▶ _Task brief_
Take from the listing each line that has the string "this".

▶ _Task input_
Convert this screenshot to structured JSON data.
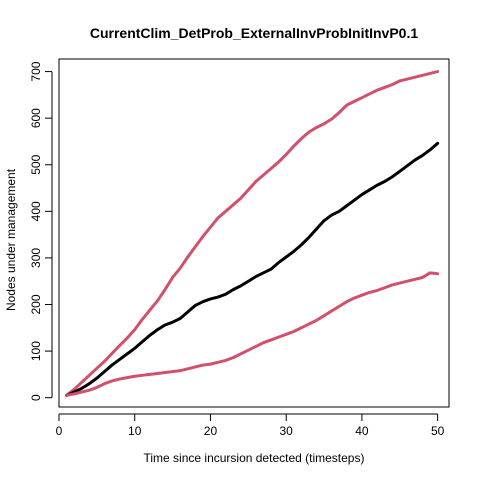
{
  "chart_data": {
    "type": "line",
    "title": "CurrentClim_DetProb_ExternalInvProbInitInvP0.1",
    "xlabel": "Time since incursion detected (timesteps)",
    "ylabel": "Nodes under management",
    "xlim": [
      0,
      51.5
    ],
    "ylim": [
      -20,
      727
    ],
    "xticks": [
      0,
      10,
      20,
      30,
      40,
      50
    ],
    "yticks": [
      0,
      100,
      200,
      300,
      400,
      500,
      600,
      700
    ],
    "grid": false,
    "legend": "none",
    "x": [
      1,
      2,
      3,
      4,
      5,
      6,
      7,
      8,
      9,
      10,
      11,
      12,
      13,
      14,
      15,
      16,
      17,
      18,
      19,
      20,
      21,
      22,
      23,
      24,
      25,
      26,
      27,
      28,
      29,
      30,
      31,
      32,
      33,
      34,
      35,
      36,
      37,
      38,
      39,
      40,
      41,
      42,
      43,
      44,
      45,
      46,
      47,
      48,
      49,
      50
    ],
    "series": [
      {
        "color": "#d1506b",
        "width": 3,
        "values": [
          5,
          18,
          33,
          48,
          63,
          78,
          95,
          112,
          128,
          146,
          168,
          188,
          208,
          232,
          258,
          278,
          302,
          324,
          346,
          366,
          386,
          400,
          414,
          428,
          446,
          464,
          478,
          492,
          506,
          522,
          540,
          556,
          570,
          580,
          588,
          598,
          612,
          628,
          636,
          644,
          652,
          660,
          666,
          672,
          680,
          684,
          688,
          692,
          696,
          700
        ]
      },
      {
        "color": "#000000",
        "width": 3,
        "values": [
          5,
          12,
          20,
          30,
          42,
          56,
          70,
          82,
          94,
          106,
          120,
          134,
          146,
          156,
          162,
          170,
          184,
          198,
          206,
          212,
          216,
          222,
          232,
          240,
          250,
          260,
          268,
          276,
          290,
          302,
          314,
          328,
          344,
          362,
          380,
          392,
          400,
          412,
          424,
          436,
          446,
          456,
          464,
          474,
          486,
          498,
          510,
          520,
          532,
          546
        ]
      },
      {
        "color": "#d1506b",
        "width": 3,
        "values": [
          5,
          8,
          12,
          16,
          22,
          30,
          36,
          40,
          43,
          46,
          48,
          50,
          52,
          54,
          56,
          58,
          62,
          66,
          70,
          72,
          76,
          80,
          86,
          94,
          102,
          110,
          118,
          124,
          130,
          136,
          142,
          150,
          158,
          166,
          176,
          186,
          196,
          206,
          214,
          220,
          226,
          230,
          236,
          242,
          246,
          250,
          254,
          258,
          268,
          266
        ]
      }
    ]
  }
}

==

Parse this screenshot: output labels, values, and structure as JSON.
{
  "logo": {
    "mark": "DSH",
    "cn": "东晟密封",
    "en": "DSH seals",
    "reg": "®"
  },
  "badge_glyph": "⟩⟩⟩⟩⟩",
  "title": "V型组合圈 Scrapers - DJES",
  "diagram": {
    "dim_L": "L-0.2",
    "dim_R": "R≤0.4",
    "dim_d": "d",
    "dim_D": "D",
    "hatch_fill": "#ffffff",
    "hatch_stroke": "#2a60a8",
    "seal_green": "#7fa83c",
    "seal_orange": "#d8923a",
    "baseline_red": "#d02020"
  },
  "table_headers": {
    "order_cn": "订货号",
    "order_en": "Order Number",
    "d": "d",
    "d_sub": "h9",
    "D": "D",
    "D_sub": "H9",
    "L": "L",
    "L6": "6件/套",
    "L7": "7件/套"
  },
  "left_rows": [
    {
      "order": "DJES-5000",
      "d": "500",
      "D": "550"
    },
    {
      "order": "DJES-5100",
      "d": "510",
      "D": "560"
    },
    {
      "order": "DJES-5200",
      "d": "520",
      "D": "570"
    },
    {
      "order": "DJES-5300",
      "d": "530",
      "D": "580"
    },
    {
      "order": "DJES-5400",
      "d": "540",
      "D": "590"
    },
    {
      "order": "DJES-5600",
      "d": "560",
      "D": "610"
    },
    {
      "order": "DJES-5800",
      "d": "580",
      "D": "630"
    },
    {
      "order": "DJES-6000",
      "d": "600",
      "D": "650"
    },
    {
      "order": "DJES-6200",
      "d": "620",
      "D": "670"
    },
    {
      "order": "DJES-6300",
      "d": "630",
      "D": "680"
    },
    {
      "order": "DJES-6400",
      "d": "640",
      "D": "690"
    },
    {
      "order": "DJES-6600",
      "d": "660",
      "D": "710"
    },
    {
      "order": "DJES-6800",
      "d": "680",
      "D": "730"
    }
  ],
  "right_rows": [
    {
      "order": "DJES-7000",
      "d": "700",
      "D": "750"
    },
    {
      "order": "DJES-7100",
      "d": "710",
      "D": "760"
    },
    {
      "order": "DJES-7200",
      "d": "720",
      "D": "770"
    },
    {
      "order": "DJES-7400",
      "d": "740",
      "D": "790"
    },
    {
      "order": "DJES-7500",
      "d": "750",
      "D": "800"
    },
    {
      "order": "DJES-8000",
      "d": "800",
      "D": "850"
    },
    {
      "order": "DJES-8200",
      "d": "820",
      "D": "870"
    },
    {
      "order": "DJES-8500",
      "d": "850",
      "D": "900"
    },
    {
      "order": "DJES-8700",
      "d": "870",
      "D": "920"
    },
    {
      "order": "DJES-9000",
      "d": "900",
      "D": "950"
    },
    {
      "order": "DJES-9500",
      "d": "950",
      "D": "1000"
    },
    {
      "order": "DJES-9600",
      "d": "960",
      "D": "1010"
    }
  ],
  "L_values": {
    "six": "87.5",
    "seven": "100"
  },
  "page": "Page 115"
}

▶ _Complete response_
Convert this screenshot to structured JSON data.
Parse this screenshot: output labels, values, and structure as JSON.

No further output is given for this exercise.